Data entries
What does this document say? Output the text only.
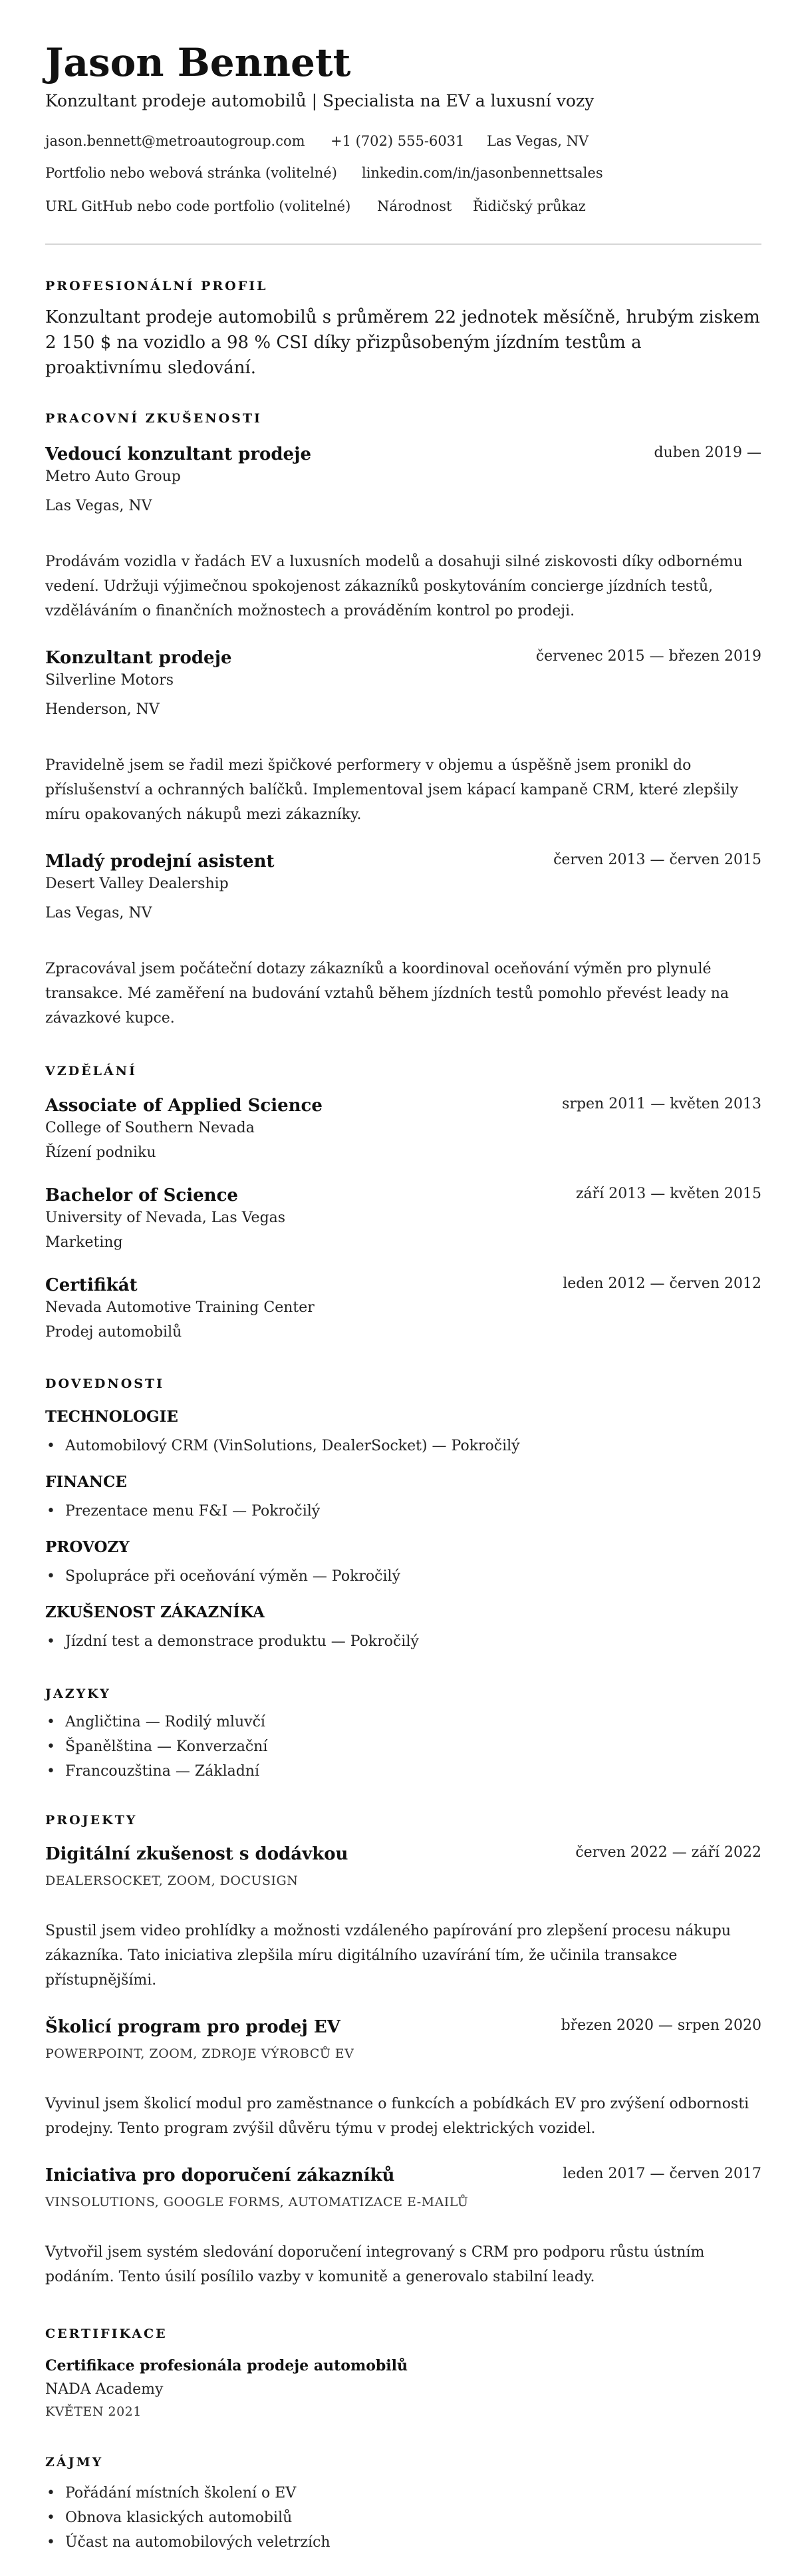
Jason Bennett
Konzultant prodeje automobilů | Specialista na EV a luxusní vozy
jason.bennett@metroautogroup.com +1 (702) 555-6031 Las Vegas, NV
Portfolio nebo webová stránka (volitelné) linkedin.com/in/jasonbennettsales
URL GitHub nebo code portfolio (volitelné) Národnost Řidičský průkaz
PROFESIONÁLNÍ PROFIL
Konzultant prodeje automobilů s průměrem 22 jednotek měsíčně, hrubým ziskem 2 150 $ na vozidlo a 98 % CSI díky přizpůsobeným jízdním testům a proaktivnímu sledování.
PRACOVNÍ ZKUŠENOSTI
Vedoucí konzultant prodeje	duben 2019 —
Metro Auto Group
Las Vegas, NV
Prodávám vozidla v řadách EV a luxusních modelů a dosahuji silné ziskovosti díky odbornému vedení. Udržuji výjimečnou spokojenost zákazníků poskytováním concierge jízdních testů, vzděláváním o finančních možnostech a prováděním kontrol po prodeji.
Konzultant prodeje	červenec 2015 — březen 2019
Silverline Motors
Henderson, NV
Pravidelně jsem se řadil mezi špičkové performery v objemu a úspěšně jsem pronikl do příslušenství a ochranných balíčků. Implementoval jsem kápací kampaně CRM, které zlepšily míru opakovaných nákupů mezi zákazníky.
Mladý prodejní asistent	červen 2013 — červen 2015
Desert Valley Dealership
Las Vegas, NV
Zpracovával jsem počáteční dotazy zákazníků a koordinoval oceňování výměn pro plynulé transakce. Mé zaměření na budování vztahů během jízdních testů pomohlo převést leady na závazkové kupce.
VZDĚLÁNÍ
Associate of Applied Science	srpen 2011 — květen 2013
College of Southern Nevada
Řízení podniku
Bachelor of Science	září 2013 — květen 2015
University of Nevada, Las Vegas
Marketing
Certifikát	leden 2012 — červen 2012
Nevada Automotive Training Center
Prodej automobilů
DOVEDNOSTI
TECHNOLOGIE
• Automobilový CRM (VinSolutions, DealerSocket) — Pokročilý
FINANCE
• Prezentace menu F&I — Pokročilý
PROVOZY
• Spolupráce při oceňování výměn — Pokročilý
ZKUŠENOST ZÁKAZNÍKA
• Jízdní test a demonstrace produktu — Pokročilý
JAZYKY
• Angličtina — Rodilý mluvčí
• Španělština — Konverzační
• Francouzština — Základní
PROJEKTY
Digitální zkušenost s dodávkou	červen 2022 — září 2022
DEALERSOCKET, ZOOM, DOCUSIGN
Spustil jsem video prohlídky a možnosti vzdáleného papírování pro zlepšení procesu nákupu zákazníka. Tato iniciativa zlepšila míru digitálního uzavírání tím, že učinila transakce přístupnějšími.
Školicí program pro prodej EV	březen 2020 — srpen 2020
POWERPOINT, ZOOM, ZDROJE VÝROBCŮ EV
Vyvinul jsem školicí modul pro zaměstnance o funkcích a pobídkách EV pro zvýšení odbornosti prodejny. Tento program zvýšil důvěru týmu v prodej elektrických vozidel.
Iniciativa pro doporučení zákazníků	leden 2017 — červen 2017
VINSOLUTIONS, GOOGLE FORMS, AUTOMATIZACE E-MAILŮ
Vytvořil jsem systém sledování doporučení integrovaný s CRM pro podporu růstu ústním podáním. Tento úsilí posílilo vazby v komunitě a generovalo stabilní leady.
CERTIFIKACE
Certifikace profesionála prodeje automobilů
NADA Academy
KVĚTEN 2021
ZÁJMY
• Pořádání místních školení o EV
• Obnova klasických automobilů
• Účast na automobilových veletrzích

Work to complete
Reproduce all of the material exactly, apart from the pictures.

Complete response
What does this document say? Output the text only.
Jason Bennett
Konzultant prodeje automobilů | Specialista na EV a luxusní vozy
jason.bennett@metroautogroup.com +1 (702) 555-6031 Las Vegas, NV
Portfolio nebo webová stránka (volitelné) linkedin.com/in/jasonbennettsales
URL GitHub nebo code portfolio (volitelné) Národnost Řidičský průkaz
PROFESIONÁLNÍ PROFIL
Konzultant prodeje automobilů s průměrem 22 jednotek měsíčně, hrubým ziskem 2 150 $ na vozidlo a 98 % CSI díky přizpůsobeným jízdním testům a proaktivnímu sledování.
PRACOVNÍ ZKUŠENOSTI
Vedoucí konzultant prodeje	duben 2019 —
Metro Auto Group
Las Vegas, NV
Prodávám vozidla v řadách EV a luxusních modelů a dosahuji silné ziskovosti díky odbornému vedení. Udržuji výjimečnou spokojenost zákazníků poskytováním concierge jízdních testů, vzděláváním o finančních možnostech a prováděním kontrol po prodeji.
Konzultant prodeje	červenec 2015 — březen 2019
Silverline Motors
Henderson, NV
Pravidelně jsem se řadil mezi špičkové performery v objemu a úspěšně jsem pronikl do příslušenství a ochranných balíčků. Implementoval jsem kápací kampaně CRM, které zlepšily míru opakovaných nákupů mezi zákazníky.
Mladý prodejní asistent	červen 2013 — červen 2015
Desert Valley Dealership
Las Vegas, NV
Zpracovával jsem počáteční dotazy zákazníků a koordinoval oceňování výměn pro plynulé transakce. Mé zaměření na budování vztahů během jízdních testů pomohlo převést leady na závazkové kupce.
VZDĚLÁNÍ
Associate of Applied Science	srpen 2011 — květen 2013
College of Southern Nevada
Řízení podniku
Bachelor of Science	září 2013 — květen 2015
University of Nevada, Las Vegas
Marketing
Certifikát	leden 2012 — červen 2012
Nevada Automotive Training Center
Prodej automobilů
DOVEDNOSTI
TECHNOLOGIE
• Automobilový CRM (VinSolutions, DealerSocket) — Pokročilý
FINANCE
• Prezentace menu F&I — Pokročilý
PROVOZY
• Spolupráce při oceňování výměn — Pokročilý
ZKUŠENOST ZÁKAZNÍKA
• Jízdní test a demonstrace produktu — Pokročilý
JAZYKY
• Angličtina — Rodilý mluvčí
• Španělština — Konverzační
• Francouzština — Základní
PROJEKTY
Digitální zkušenost s dodávkou	červen 2022 — září 2022
DEALERSOCKET, ZOOM, DOCUSIGN
Spustil jsem video prohlídky a možnosti vzdáleného papírování pro zlepšení procesu nákupu zákazníka. Tato iniciativa zlepšila míru digitálního uzavírání tím, že učinila transakce přístupnějšími.
Školicí program pro prodej EV	březen 2020 — srpen 2020
POWERPOINT, ZOOM, ZDROJE VÝROBCŮ EV
Vyvinul jsem školicí modul pro zaměstnance o funkcích a pobídkách EV pro zvýšení odbornosti prodejny. Tento program zvýšil důvěru týmu v prodej elektrických vozidel.
Iniciativa pro doporučení zákazníků	leden 2017 — červen 2017
VINSOLUTIONS, GOOGLE FORMS, AUTOMATIZACE E-MAILŮ
Vytvořil jsem systém sledování doporučení integrovaný s CRM pro podporu růstu ústním podáním. Tento úsilí posílilo vazby v komunitě a generovalo stabilní leady.
CERTIFIKACE
Certifikace profesionála prodeje automobilů
NADA Academy
KVĚTEN 2021
ZÁJMY
• Pořádání místních školení o EV
• Obnova klasických automobilů
• Účast na automobilových veletrzích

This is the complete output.